REQUIRED WORK →
Filter this data down to the lines that hold "capitalista", and copy them.

* Begin ENTRIES *

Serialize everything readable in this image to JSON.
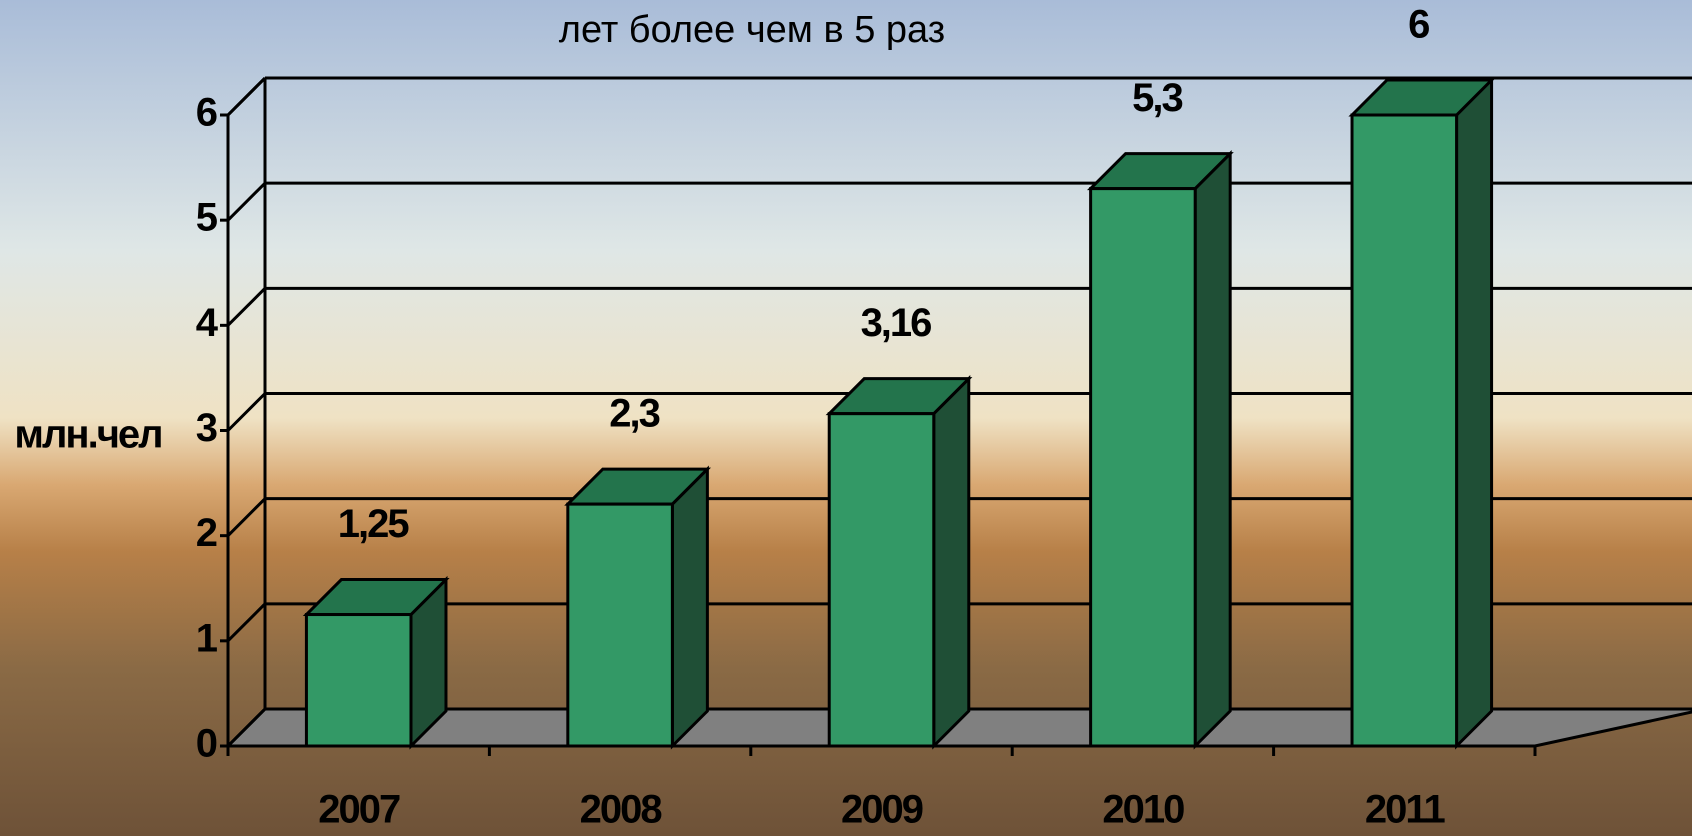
{
  "chart_data": {
    "type": "bar3d",
    "title": "лет более чем в 5 раз",
    "y_axis_label": "млн.чел",
    "categories": [
      "2007",
      "2008",
      "2009",
      "2010",
      "2011"
    ],
    "values": [
      1.25,
      2.3,
      3.16,
      5.3,
      6
    ],
    "value_labels": [
      "1,25",
      "2,3",
      "3,16",
      "5,3",
      "6"
    ],
    "color": "#339966",
    "ylim": [
      0,
      6
    ],
    "yticks": [
      0,
      1,
      2,
      3,
      4,
      5,
      6
    ],
    "grid": true
  }
}
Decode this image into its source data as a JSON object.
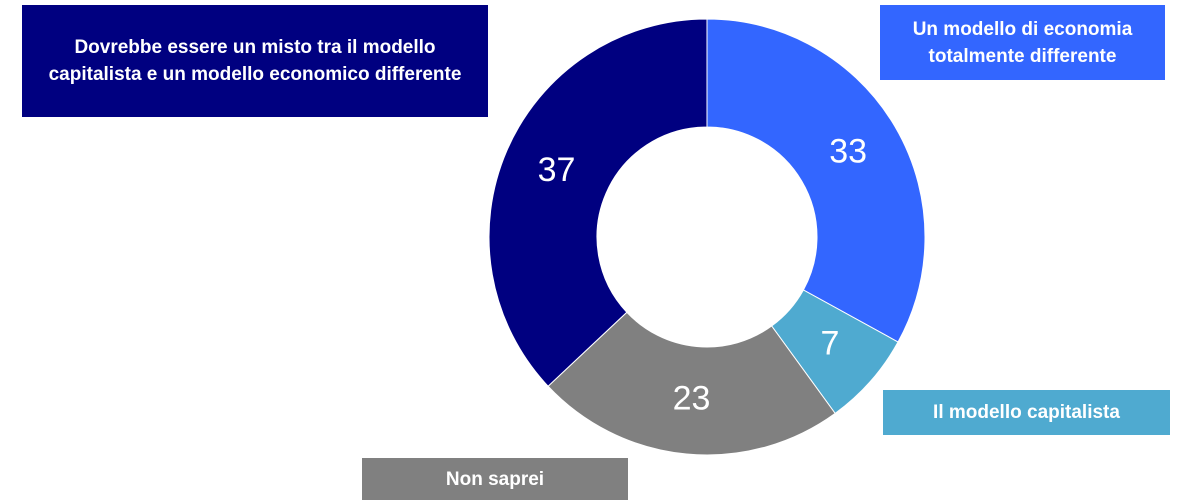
{
  "chart_data": {
    "type": "donut",
    "categories": [
      "Un modello di economia totalmente differente",
      "Il modello capitalista",
      "Non saprei",
      "Dovrebbe essere un misto tra il modello capitalista e un modello economico differente"
    ],
    "values": [
      33,
      7,
      23,
      37
    ],
    "colors": [
      "#3366ff",
      "#4faad0",
      "#808080",
      "#000080"
    ]
  }
}
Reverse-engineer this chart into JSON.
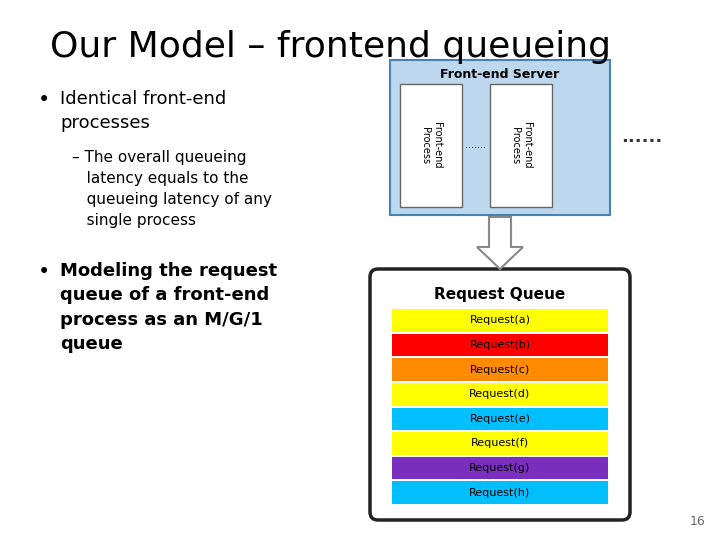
{
  "title": "Our Model – frontend queueing",
  "title_fontsize": 26,
  "bg_color": "#ffffff",
  "slide_number": "16",
  "bullet1_text": "Identical front-end\nprocesses",
  "sub_bullet1": "– The overall queueing\n   latency equals to the\n   queueing latency of any\n   single process",
  "bullet2_text": "Modeling the request\nqueue of a front-end\nprocess as an M/G/1\nqueue",
  "frontend_server_label": "Front-end Server",
  "process_label": "Front-end\nProcess",
  "dots_between": ".......",
  "dots_outside": "......",
  "request_queue_label": "Request Queue",
  "requests": [
    "Request(a)",
    "Request(b)",
    "Request(c)",
    "Request(d)",
    "Request(e)",
    "Request(f)",
    "Request(g)",
    "Request(h)"
  ],
  "request_colors": [
    "#FFFF00",
    "#FF0000",
    "#FF8C00",
    "#FFFF00",
    "#00BFFF",
    "#FFFF00",
    "#7B2FBE",
    "#00BFFF"
  ],
  "frontend_box_color": "#BDD7EE",
  "frontend_border_color": "#4682B4",
  "queue_box_bg": "#ffffff",
  "queue_border_color": "#222222",
  "arrow_fill": "#ffffff",
  "arrow_edge": "#888888"
}
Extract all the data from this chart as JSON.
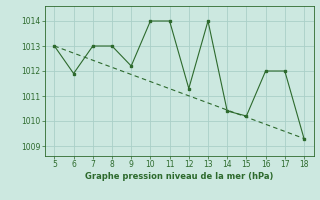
{
  "x": [
    5,
    6,
    7,
    8,
    9,
    10,
    11,
    12,
    13,
    14,
    15,
    16,
    17,
    18
  ],
  "y": [
    1013,
    1011.9,
    1013,
    1013,
    1012.2,
    1014,
    1014,
    1011.3,
    1014,
    1010.4,
    1010.2,
    1012,
    1012,
    1009.3
  ],
  "trend_x": [
    5,
    18
  ],
  "trend_y": [
    1013,
    1009.3
  ],
  "line_color": "#2d6a2d",
  "bg_color": "#cce8e0",
  "grid_color": "#aacfc8",
  "xlabel": "Graphe pression niveau de la mer (hPa)",
  "xlim": [
    4.5,
    18.5
  ],
  "ylim": [
    1008.6,
    1014.6
  ],
  "yticks": [
    1009,
    1010,
    1011,
    1012,
    1013,
    1014
  ],
  "xticks": [
    5,
    6,
    7,
    8,
    9,
    10,
    11,
    12,
    13,
    14,
    15,
    16,
    17,
    18
  ]
}
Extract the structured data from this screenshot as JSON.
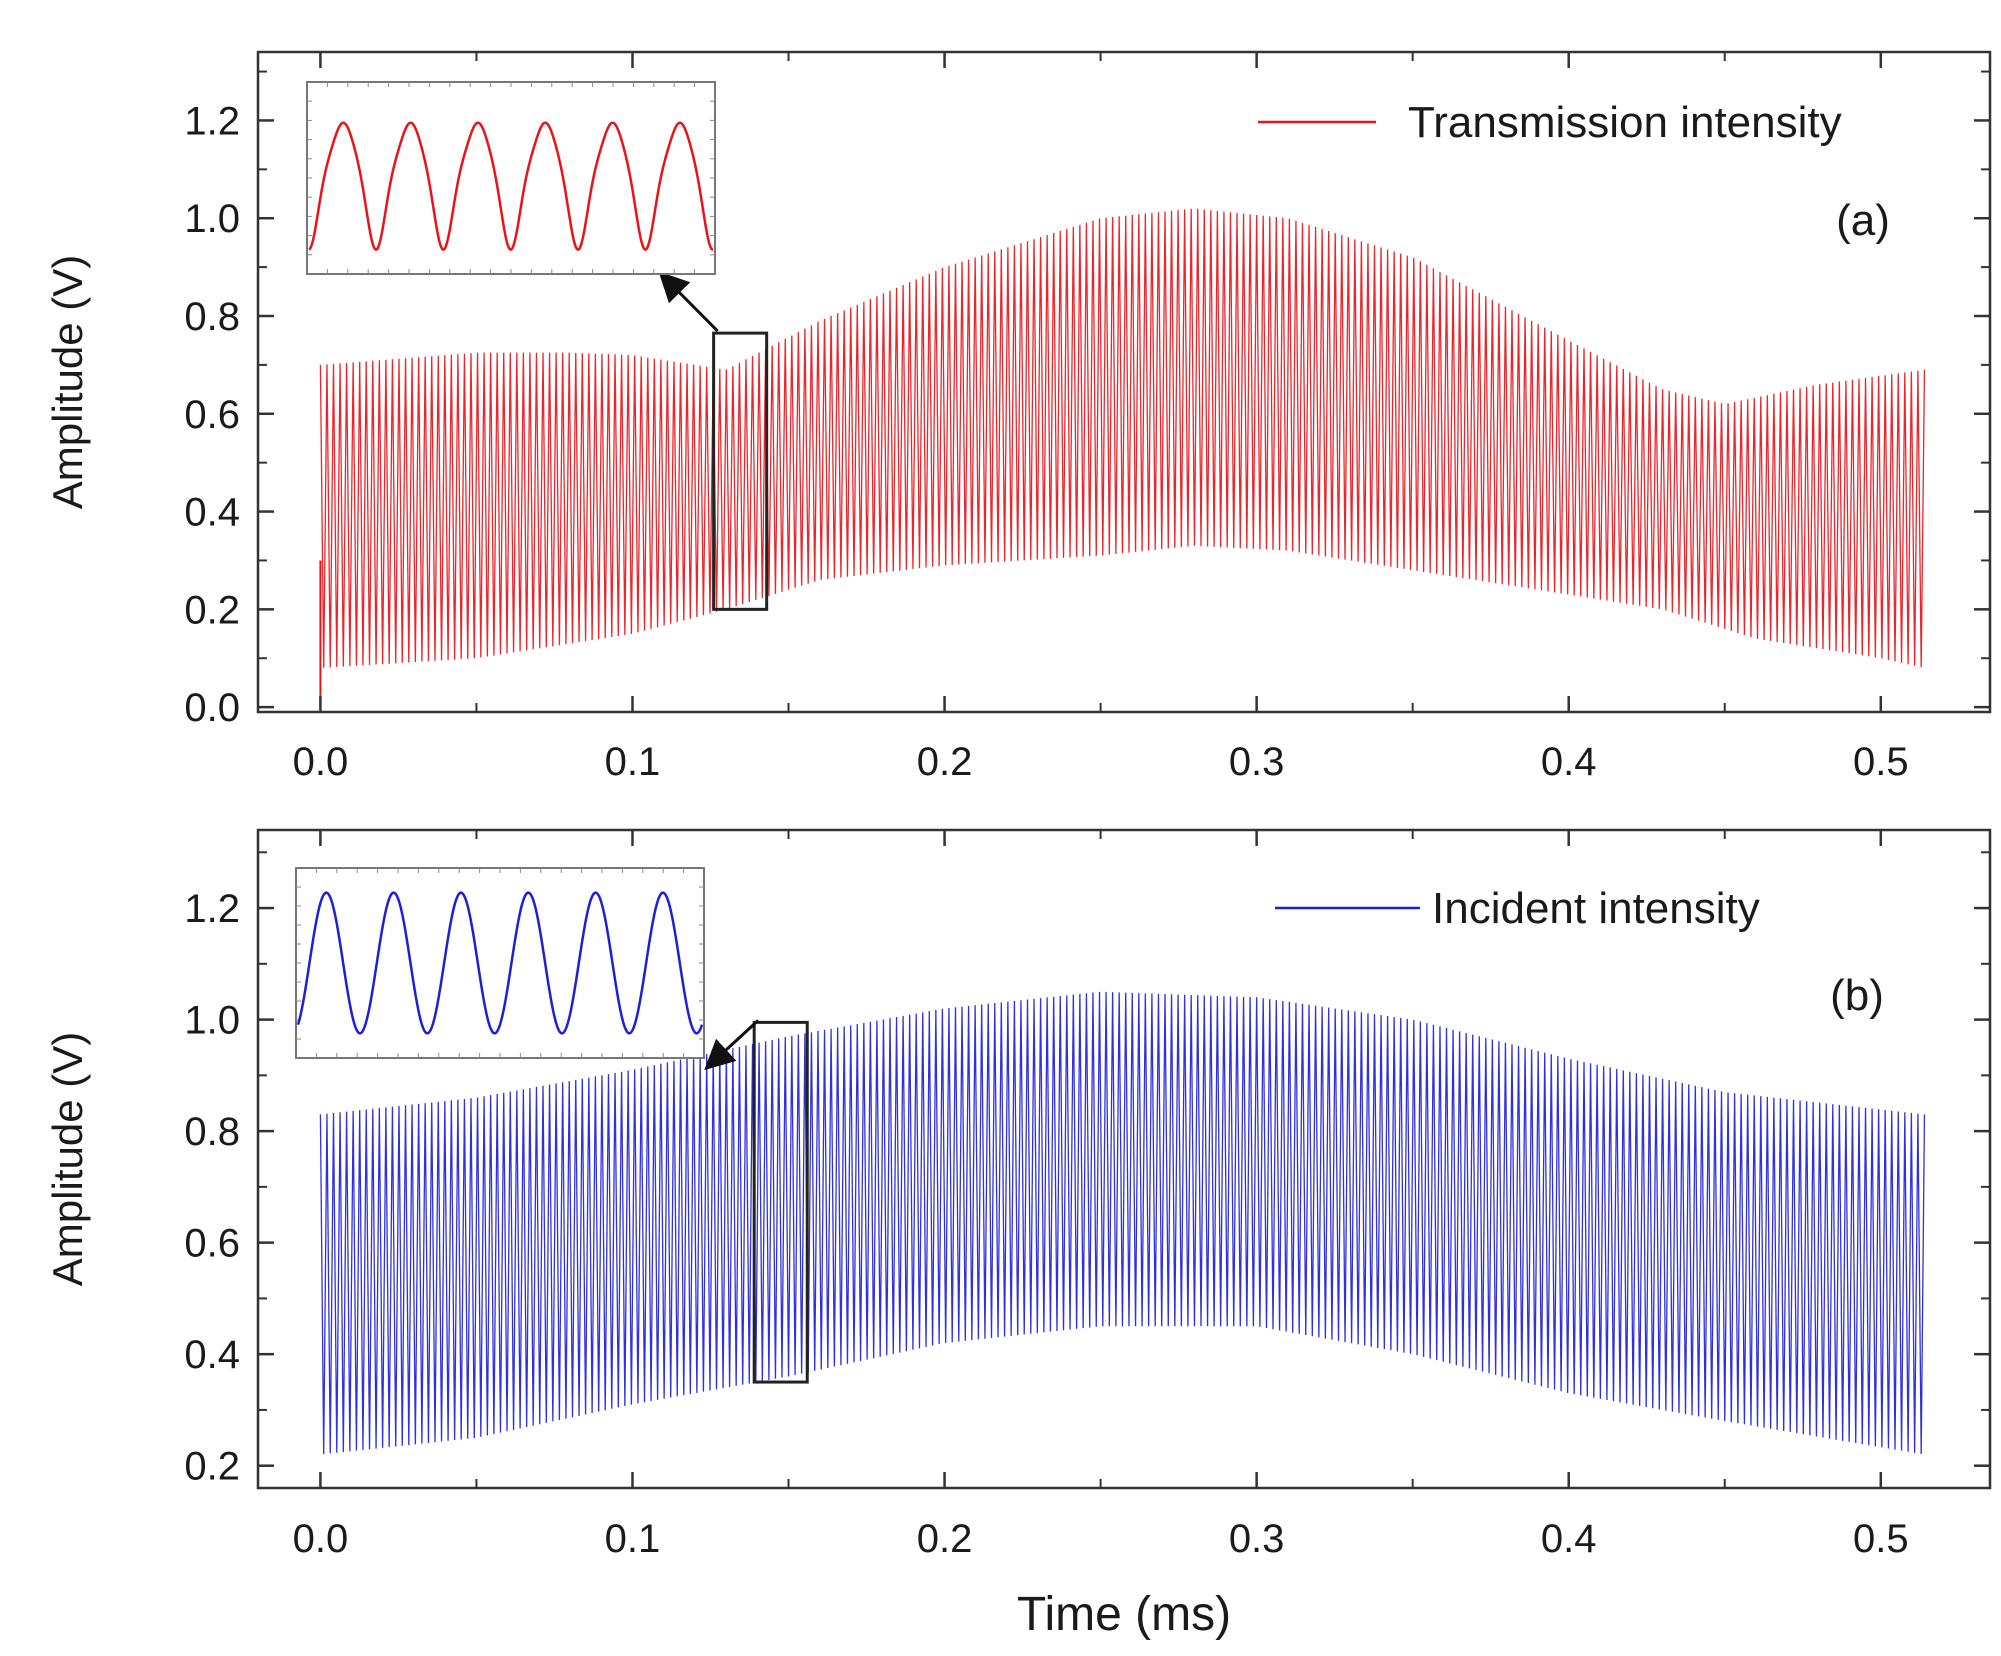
{
  "figure": {
    "xlabel": "Time (ms)"
  },
  "chart_data": [
    {
      "type": "line",
      "panel_label": "(a)",
      "title": "",
      "xlabel": "",
      "ylabel": "Amplitude (V)",
      "xlim": [
        -0.02,
        0.535
      ],
      "ylim": [
        -0.01,
        1.34
      ],
      "xticks": [
        0.0,
        0.1,
        0.2,
        0.3,
        0.4,
        0.5
      ],
      "xtick_labels": [
        "0.0",
        "0.1",
        "0.2",
        "0.3",
        "0.4",
        "0.5"
      ],
      "yticks": [
        0.0,
        0.2,
        0.4,
        0.6,
        0.8,
        1.0,
        1.2
      ],
      "ytick_labels": [
        "0.0",
        "0.2",
        "0.4",
        "0.6",
        "0.8",
        "1.0",
        "1.2"
      ],
      "legend": {
        "entry": "Transmission intensity",
        "placement": "top-right"
      },
      "color": "#e8141a",
      "period_ms": 0.0021,
      "t_start": 0.0,
      "t_end": 0.514,
      "upper_envelope": {
        "t": [
          0.0,
          0.02,
          0.05,
          0.08,
          0.1,
          0.13,
          0.16,
          0.2,
          0.25,
          0.28,
          0.31,
          0.35,
          0.4,
          0.43,
          0.45,
          0.48,
          0.514
        ],
        "v": [
          0.7,
          0.71,
          0.725,
          0.725,
          0.72,
          0.69,
          0.79,
          0.9,
          1.0,
          1.02,
          1.0,
          0.92,
          0.75,
          0.65,
          0.62,
          0.66,
          0.69
        ]
      },
      "lower_envelope": {
        "t": [
          0.0,
          0.05,
          0.1,
          0.13,
          0.16,
          0.2,
          0.25,
          0.28,
          0.31,
          0.35,
          0.4,
          0.43,
          0.46,
          0.5,
          0.514
        ],
        "v": [
          0.08,
          0.1,
          0.15,
          0.2,
          0.26,
          0.29,
          0.31,
          0.33,
          0.32,
          0.28,
          0.23,
          0.2,
          0.14,
          0.1,
          0.08
        ]
      },
      "zoom_box": {
        "t0": 0.126,
        "t1": 0.143,
        "v0": 0.2,
        "v1": 0.765
      },
      "inset": {
        "cycles": 6,
        "wave": "double-peaked"
      }
    },
    {
      "type": "line",
      "panel_label": "(b)",
      "title": "",
      "xlabel": "Time (ms)",
      "ylabel": "Amplitude (V)",
      "xlim": [
        -0.02,
        0.535
      ],
      "ylim": [
        0.16,
        1.34
      ],
      "xticks": [
        0.0,
        0.1,
        0.2,
        0.3,
        0.4,
        0.5
      ],
      "xtick_labels": [
        "0.0",
        "0.1",
        "0.2",
        "0.3",
        "0.4",
        "0.5"
      ],
      "yticks": [
        0.2,
        0.4,
        0.6,
        0.8,
        1.0,
        1.2
      ],
      "ytick_labels": [
        "0.2",
        "0.4",
        "0.6",
        "0.8",
        "1.0",
        "1.2"
      ],
      "legend": {
        "entry": "Incident intensity",
        "placement": "top-right"
      },
      "color": "#1f1fd8",
      "period_ms": 0.0021,
      "t_start": 0.0,
      "t_end": 0.514,
      "upper_envelope": {
        "t": [
          0.0,
          0.05,
          0.1,
          0.15,
          0.2,
          0.25,
          0.3,
          0.35,
          0.4,
          0.45,
          0.514
        ],
        "v": [
          0.83,
          0.86,
          0.91,
          0.97,
          1.02,
          1.05,
          1.04,
          1.0,
          0.93,
          0.87,
          0.83
        ]
      },
      "lower_envelope": {
        "t": [
          0.0,
          0.05,
          0.1,
          0.15,
          0.2,
          0.25,
          0.3,
          0.35,
          0.4,
          0.45,
          0.514
        ],
        "v": [
          0.22,
          0.25,
          0.31,
          0.36,
          0.42,
          0.45,
          0.45,
          0.4,
          0.33,
          0.28,
          0.22
        ]
      },
      "zoom_box": {
        "t0": 0.139,
        "t1": 0.156,
        "v0": 0.35,
        "v1": 0.995
      },
      "inset": {
        "cycles": 6,
        "wave": "sine"
      }
    }
  ]
}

* End ENTRIES *

RESULT OF THIS TASK →
      "Il modello capitalista",
      "Dovrebbe essere un misto tra il modello capitalista e un modello economico differente"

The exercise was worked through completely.